Transcribe the records that follow exactly. Skip the pictures.

Dataset records:
-*-*-
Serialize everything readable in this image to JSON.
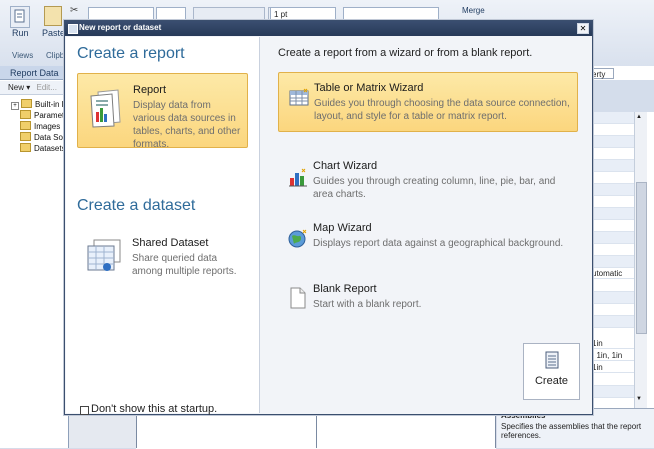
{
  "ribbon": {
    "run_label": "Run",
    "paste_label": "Paste",
    "views_group": "Views",
    "clipboard_group": "Clipbo",
    "font_size_value": "1 pt",
    "merge_label": "Merge"
  },
  "report_data": {
    "header": "Report Data",
    "new_label": "New ▾",
    "edit_label": "Edit...",
    "tree": [
      "Built-in Fi",
      "Paramete",
      "Images",
      "Data Sou",
      "Datasets"
    ]
  },
  "properties": {
    "tab_fragment": "erty",
    "values": [
      "utomatic",
      "1in",
      ", 1in, 1in",
      "1in"
    ],
    "desc_title": "Assemblies",
    "desc_text": "Specifies the assemblies that the report references."
  },
  "dialog": {
    "title": "New report or dataset",
    "close_label": "✕",
    "create_report_heading": "Create a report",
    "report_card": {
      "title": "Report",
      "desc": "Display data from various data sources in tables, charts, and other formats."
    },
    "create_dataset_heading": "Create a dataset",
    "dataset_card": {
      "title": "Shared Dataset",
      "desc": "Share queried data among multiple reports."
    },
    "startup_checkbox_label": "Don't show this at startup.",
    "right_intro": "Create a report from a wizard or from a blank report.",
    "options": [
      {
        "title": "Table or Matrix Wizard",
        "desc": "Guides you through choosing the data source connection, layout, and style for a table or matrix report.",
        "icon": "table-wizard-icon",
        "selected": true
      },
      {
        "title": "Chart Wizard",
        "desc": "Guides you through creating column, line, pie, bar, and area charts.",
        "icon": "chart-wizard-icon",
        "selected": false
      },
      {
        "title": "Map Wizard",
        "desc": "Displays report data against a geographical background.",
        "icon": "map-wizard-icon",
        "selected": false
      },
      {
        "title": "Blank Report",
        "desc": "Start with a blank report.",
        "icon": "blank-report-icon",
        "selected": false
      }
    ],
    "create_button_label": "Create"
  },
  "colors": {
    "accent_heading": "#2f6b9a",
    "selection_fill": "#fbd67e",
    "titlebar": "#2f4364"
  }
}
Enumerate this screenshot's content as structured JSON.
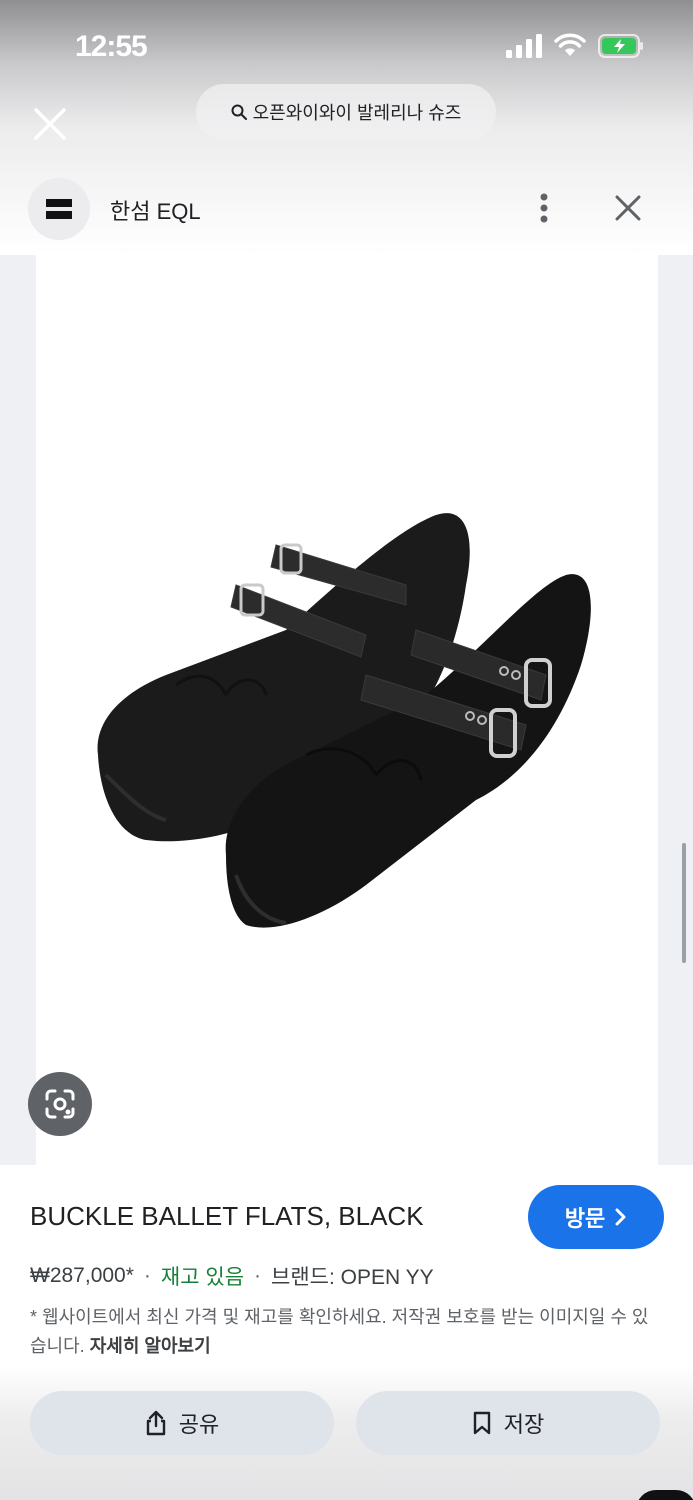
{
  "status_bar": {
    "time": "12:55"
  },
  "search": {
    "query": "오픈와이와이 발레리나 슈즈"
  },
  "source": {
    "name": "한섬 EQL"
  },
  "product": {
    "title": "BUCKLE BALLET FLATS, BLACK",
    "price": "₩287,000*",
    "stock": "재고 있음",
    "brand": "브랜드: OPEN YY",
    "disclaimer": "* 웹사이트에서 최신 가격 및 재고를 확인하세요. 저작권 보호를 받는 이미지일 수 있습니다.",
    "learn_more": "자세히 알아보기"
  },
  "buttons": {
    "visit": "방문",
    "share": "공유",
    "save": "저장"
  },
  "icons": {
    "close": "close-icon",
    "search": "search-icon",
    "more": "more-vert-icon",
    "lens": "lens-icon",
    "share": "share-icon",
    "save": "bookmark-icon",
    "chevron": "chevron-right-icon"
  },
  "colors": {
    "accent": "#1a73e8",
    "stock": "#188038"
  }
}
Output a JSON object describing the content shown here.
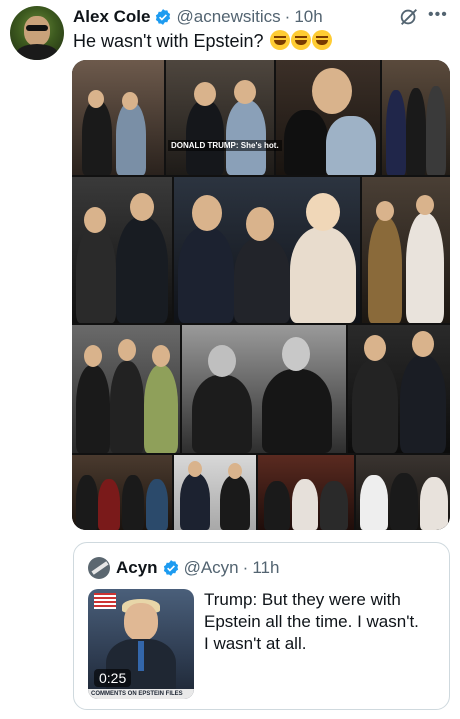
{
  "tweet": {
    "author_name": "Alex Cole",
    "author_handle": "@acnewsitics",
    "separator": "·",
    "time": "10h",
    "text": "He wasn't with Epstein?",
    "emoji": [
      "rofl-emoji",
      "rofl-emoji",
      "rofl-emoji"
    ],
    "media": {
      "overlay_caption": "DONALD TRUMP: She's hot."
    }
  },
  "quote": {
    "author_name": "Acyn",
    "author_handle": "@Acyn",
    "separator": "·",
    "time": "11h",
    "text": "Trump: But they were with\nEpstein all the time. I wasn't.\nI wasn't at all.",
    "video": {
      "duration": "0:25",
      "lower_third": "COMMENTS ON EPSTEIN FILES"
    }
  },
  "colors": {
    "verified": "#1d9bf0",
    "text": "#0f1419",
    "secondary": "#536471",
    "border": "#cfd9de"
  }
}
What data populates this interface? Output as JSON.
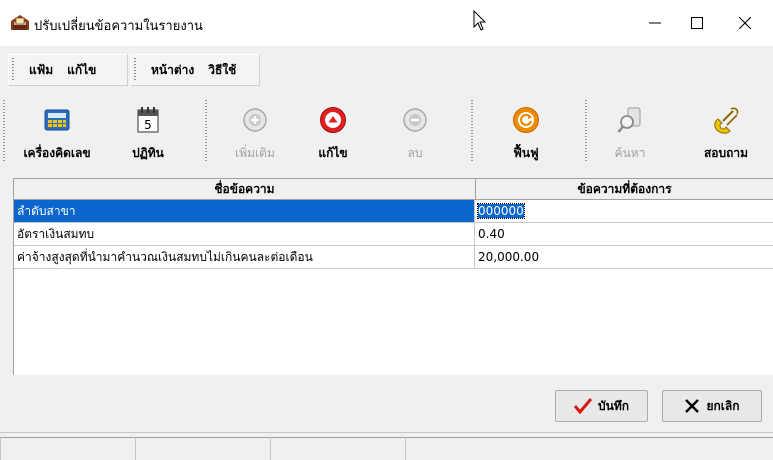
{
  "window": {
    "title": "ปรับเปลี่ยนข้อความในรายงาน",
    "minimize": "—",
    "maximize": "☐",
    "close": "✕"
  },
  "menu": {
    "group1": [
      "แฟ้ม",
      "แก้ไข"
    ],
    "group2": [
      "หน้าต่าง",
      "วิธีใช้"
    ]
  },
  "toolbar": {
    "calculator": "เครื่องคิดเลข",
    "calendar": "ปฏิทิน",
    "calendar_day": "5",
    "add": "เพิ่มเติม",
    "edit": "แก้ไข",
    "delete": "ลบ",
    "restore": "ฟื้นฟู",
    "search": "ค้นหา",
    "inquiry": "สอบถาม"
  },
  "grid": {
    "headers": [
      "ชื่อข้อความ",
      "ข้อความที่ต้องการ"
    ],
    "rows": [
      {
        "name": "ลำดับสาขา",
        "value": "000000",
        "selected": true
      },
      {
        "name": "อัตราเงินสมทบ",
        "value": "0.40",
        "selected": false
      },
      {
        "name": "ค่าจ้างสูงสุดที่นำมาคำนวณเงินสมทบไม่เกินคนละต่อเดือน",
        "value": "20,000.00",
        "selected": false
      }
    ]
  },
  "buttons": {
    "save": "บันทึก",
    "cancel": "ยกเลิก"
  },
  "colors": {
    "selection": "#0a66cc",
    "edit_red": "#e02020",
    "restore_orange": "#f08a00",
    "disabled_gray": "#a0a0a0",
    "check_red": "#d81818"
  }
}
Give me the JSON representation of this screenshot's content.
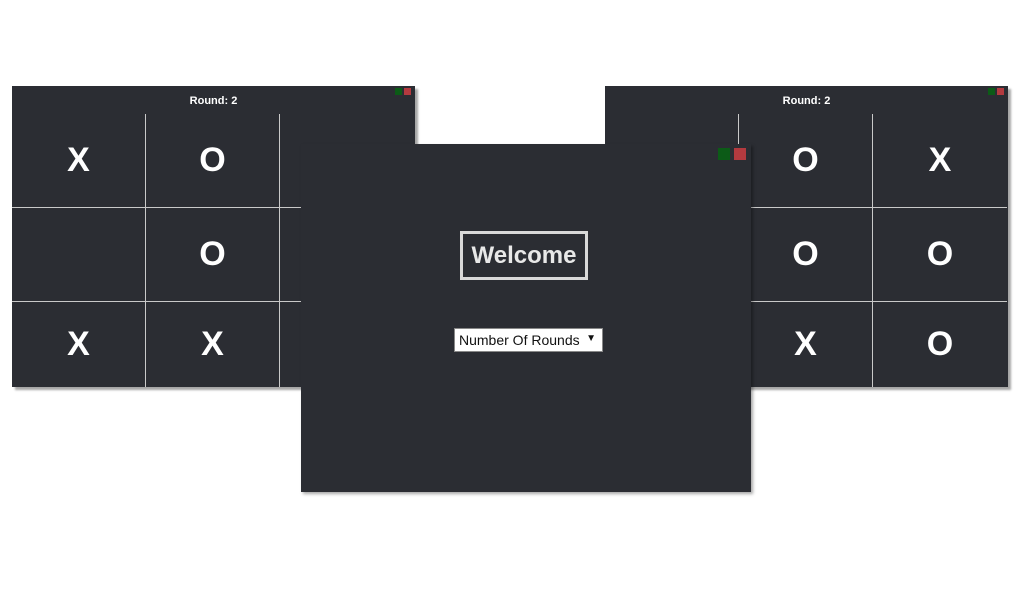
{
  "left_board": {
    "round_label": "Round: 2",
    "cells": [
      "X",
      "O",
      "",
      "",
      "O",
      "",
      "X",
      "X",
      ""
    ]
  },
  "right_board": {
    "round_label": "Round: 2",
    "cells": [
      "",
      "O",
      "X",
      "",
      "O",
      "O",
      "",
      "X",
      "O"
    ]
  },
  "welcome": {
    "title": "Welcome",
    "rounds_select": {
      "selected": "Number Of Rounds"
    }
  },
  "colors": {
    "panel_bg": "#2b2d33",
    "minimize": "#0c5b17",
    "close": "#b33a3f"
  }
}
-*-*-
[Reply to the task]
Serialize everything readable in this image to JSON.
{
  "ribbon": {
    "run_label": "Run",
    "paste_label": "Paste",
    "views_group": "Views",
    "clipboard_group": "Clipbo",
    "font_size_value": "1 pt",
    "merge_label": "Merge"
  },
  "report_data": {
    "header": "Report Data",
    "new_label": "New ▾",
    "edit_label": "Edit...",
    "tree": [
      "Built-in Fi",
      "Paramete",
      "Images",
      "Data Sou",
      "Datasets"
    ]
  },
  "properties": {
    "tab_fragment": "erty",
    "values": [
      "utomatic",
      "1in",
      ", 1in, 1in",
      "1in"
    ],
    "desc_title": "Assemblies",
    "desc_text": "Specifies the assemblies that the report references."
  },
  "dialog": {
    "title": "New report or dataset",
    "close_label": "✕",
    "create_report_heading": "Create a report",
    "report_card": {
      "title": "Report",
      "desc": "Display data from various data sources in tables, charts, and other formats."
    },
    "create_dataset_heading": "Create a dataset",
    "dataset_card": {
      "title": "Shared Dataset",
      "desc": "Share queried data among multiple reports."
    },
    "startup_checkbox_label": "Don't show this at startup.",
    "right_intro": "Create a report from a wizard or from a blank report.",
    "options": [
      {
        "title": "Table or Matrix Wizard",
        "desc": "Guides you through choosing the data source connection, layout, and style for a table or matrix report.",
        "icon": "table-wizard-icon",
        "selected": true
      },
      {
        "title": "Chart Wizard",
        "desc": "Guides you through creating column, line, pie, bar, and area charts.",
        "icon": "chart-wizard-icon",
        "selected": false
      },
      {
        "title": "Map Wizard",
        "desc": "Displays report data against a geographical background.",
        "icon": "map-wizard-icon",
        "selected": false
      },
      {
        "title": "Blank Report",
        "desc": "Start with a blank report.",
        "icon": "blank-report-icon",
        "selected": false
      }
    ],
    "create_button_label": "Create"
  },
  "colors": {
    "accent_heading": "#2f6b9a",
    "selection_fill": "#fbd67e",
    "titlebar": "#2f4364"
  }
}
Enumerate this screenshot's content as structured JSON.
{
  "status_bar": {
    "time": "12:55"
  },
  "search": {
    "query": "오픈와이와이 발레리나 슈즈"
  },
  "source": {
    "name": "한섬 EQL"
  },
  "product": {
    "title": "BUCKLE BALLET FLATS, BLACK",
    "price": "₩287,000*",
    "stock": "재고 있음",
    "brand": "브랜드: OPEN YY",
    "disclaimer": "* 웹사이트에서 최신 가격 및 재고를 확인하세요. 저작권 보호를 받는 이미지일 수 있습니다.",
    "learn_more": "자세히 알아보기"
  },
  "buttons": {
    "visit": "방문",
    "share": "공유",
    "save": "저장"
  },
  "icons": {
    "close": "close-icon",
    "search": "search-icon",
    "more": "more-vert-icon",
    "lens": "lens-icon",
    "share": "share-icon",
    "save": "bookmark-icon",
    "chevron": "chevron-right-icon"
  },
  "colors": {
    "accent": "#1a73e8",
    "stock": "#188038"
  }
}
Output a JSON object describing the content shown here.
{
  "tweet": {
    "author_name": "Alex Cole",
    "author_handle": "@acnewsitics",
    "separator": "·",
    "time": "10h",
    "text": "He wasn't with Epstein?",
    "emoji": [
      "rofl-emoji",
      "rofl-emoji",
      "rofl-emoji"
    ],
    "media": {
      "overlay_caption": "DONALD TRUMP: She's hot."
    }
  },
  "quote": {
    "author_name": "Acyn",
    "author_handle": "@Acyn",
    "separator": "·",
    "time": "11h",
    "text": "Trump: But they were with\nEpstein all the time. I wasn't.\nI wasn't at all.",
    "video": {
      "duration": "0:25",
      "lower_third": "COMMENTS ON EPSTEIN FILES"
    }
  },
  "colors": {
    "verified": "#1d9bf0",
    "text": "#0f1419",
    "secondary": "#536471",
    "border": "#cfd9de"
  }
}
What data populates this interface? Output as JSON.
{
  "window": {
    "title": "ปรับเปลี่ยนข้อความในรายงาน",
    "minimize": "—",
    "maximize": "☐",
    "close": "✕"
  },
  "menu": {
    "group1": [
      "แฟ้ม",
      "แก้ไข"
    ],
    "group2": [
      "หน้าต่าง",
      "วิธีใช้"
    ]
  },
  "toolbar": {
    "calculator": "เครื่องคิดเลข",
    "calendar": "ปฏิทิน",
    "calendar_day": "5",
    "add": "เพิ่มเติม",
    "edit": "แก้ไข",
    "delete": "ลบ",
    "restore": "ฟื้นฟู",
    "search": "ค้นหา",
    "inquiry": "สอบถาม"
  },
  "grid": {
    "headers": [
      "ชื่อข้อความ",
      "ข้อความที่ต้องการ"
    ],
    "rows": [
      {
        "name": "ลำดับสาขา",
        "value": "000000",
        "selected": true
      },
      {
        "name": "อัตราเงินสมทบ",
        "value": "0.40",
        "selected": false
      },
      {
        "name": "ค่าจ้างสูงสุดที่นำมาคำนวณเงินสมทบไม่เกินคนละต่อเดือน",
        "value": "20,000.00",
        "selected": false
      }
    ]
  },
  "buttons": {
    "save": "บันทึก",
    "cancel": "ยกเลิก"
  },
  "colors": {
    "selection": "#0a66cc",
    "edit_red": "#e02020",
    "restore_orange": "#f08a00",
    "disabled_gray": "#a0a0a0",
    "check_red": "#d81818"
  }
}
Give me the JSON representation of this screenshot's content.
{
  "left_board": {
    "round_label": "Round: 2",
    "cells": [
      "X",
      "O",
      "",
      "",
      "O",
      "",
      "X",
      "X",
      ""
    ]
  },
  "right_board": {
    "round_label": "Round: 2",
    "cells": [
      "",
      "O",
      "X",
      "",
      "O",
      "O",
      "",
      "X",
      "O"
    ]
  },
  "welcome": {
    "title": "Welcome",
    "rounds_select": {
      "selected": "Number Of Rounds"
    }
  },
  "colors": {
    "panel_bg": "#2b2d33",
    "minimize": "#0c5b17",
    "close": "#b33a3f"
  }
}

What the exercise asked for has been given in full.